**WHAT THIS TASK INVOLVES**
Each entry below should be reproduced character for character.
# # # # #
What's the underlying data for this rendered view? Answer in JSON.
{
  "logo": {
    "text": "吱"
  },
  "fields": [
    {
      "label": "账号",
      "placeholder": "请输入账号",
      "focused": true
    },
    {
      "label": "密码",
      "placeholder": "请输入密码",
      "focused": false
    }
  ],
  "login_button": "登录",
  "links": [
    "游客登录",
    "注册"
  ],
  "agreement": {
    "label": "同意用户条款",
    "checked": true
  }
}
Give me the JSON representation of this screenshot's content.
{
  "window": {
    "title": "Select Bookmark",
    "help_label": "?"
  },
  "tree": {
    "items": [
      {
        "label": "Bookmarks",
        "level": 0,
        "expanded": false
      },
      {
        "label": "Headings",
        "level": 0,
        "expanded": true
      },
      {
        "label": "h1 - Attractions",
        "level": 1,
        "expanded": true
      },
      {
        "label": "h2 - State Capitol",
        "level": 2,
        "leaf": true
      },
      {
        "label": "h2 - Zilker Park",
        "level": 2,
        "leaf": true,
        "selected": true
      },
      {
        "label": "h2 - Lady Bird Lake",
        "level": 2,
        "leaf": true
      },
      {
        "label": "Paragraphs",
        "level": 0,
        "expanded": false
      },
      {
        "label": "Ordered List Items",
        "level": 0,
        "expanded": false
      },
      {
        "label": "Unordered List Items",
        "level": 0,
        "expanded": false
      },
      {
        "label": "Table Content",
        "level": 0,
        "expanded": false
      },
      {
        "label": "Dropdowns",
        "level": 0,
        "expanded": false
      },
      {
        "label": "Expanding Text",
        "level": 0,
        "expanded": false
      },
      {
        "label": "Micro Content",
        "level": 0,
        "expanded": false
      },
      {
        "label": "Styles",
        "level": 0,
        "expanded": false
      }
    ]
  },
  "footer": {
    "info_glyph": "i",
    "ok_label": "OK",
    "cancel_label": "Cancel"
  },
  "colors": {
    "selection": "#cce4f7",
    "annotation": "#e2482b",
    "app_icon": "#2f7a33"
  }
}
# # # # #
**RESULT FOR THIS TASK**
What's the underlying data for this rendered view? Answer in JSON.
{
  "logo": {
    "text": "吱"
  },
  "fields": [
    {
      "label": "账号",
      "placeholder": "请输入账号",
      "focused": true
    },
    {
      "label": "密码",
      "placeholder": "请输入密码",
      "focused": false
    }
  ],
  "login_button": "登录",
  "links": [
    "游客登录",
    "注册"
  ],
  "agreement": {
    "label": "同意用户条款",
    "checked": true
  }
}
Give me the JSON representation of this screenshot's content.
{
  "window": {
    "title": "Select Bookmark",
    "help_label": "?"
  },
  "tree": {
    "items": [
      {
        "label": "Bookmarks",
        "level": 0,
        "expanded": false
      },
      {
        "label": "Headings",
        "level": 0,
        "expanded": true
      },
      {
        "label": "h1 - Attractions",
        "level": 1,
        "expanded": true
      },
      {
        "label": "h2 - State Capitol",
        "level": 2,
        "leaf": true
      },
      {
        "label": "h2 - Zilker Park",
        "level": 2,
        "leaf": true,
        "selected": true
      },
      {
        "label": "h2 - Lady Bird Lake",
        "level": 2,
        "leaf": true
      },
      {
        "label": "Paragraphs",
        "level": 0,
        "expanded": false
      },
      {
        "label": "Ordered List Items",
        "level": 0,
        "expanded": false
      },
      {
        "label": "Unordered List Items",
        "level": 0,
        "expanded": false
      },
      {
        "label": "Table Content",
        "level": 0,
        "expanded": false
      },
      {
        "label": "Dropdowns",
        "level": 0,
        "expanded": false
      },
      {
        "label": "Expanding Text",
        "level": 0,
        "expanded": false
      },
      {
        "label": "Micro Content",
        "level": 0,
        "expanded": false
      },
      {
        "label": "Styles",
        "level": 0,
        "expanded": false
      }
    ]
  },
  "footer": {
    "info_glyph": "i",
    "ok_label": "OK",
    "cancel_label": "Cancel"
  },
  "colors": {
    "selection": "#cce4f7",
    "annotation": "#e2482b",
    "app_icon": "#2f7a33"
  }
}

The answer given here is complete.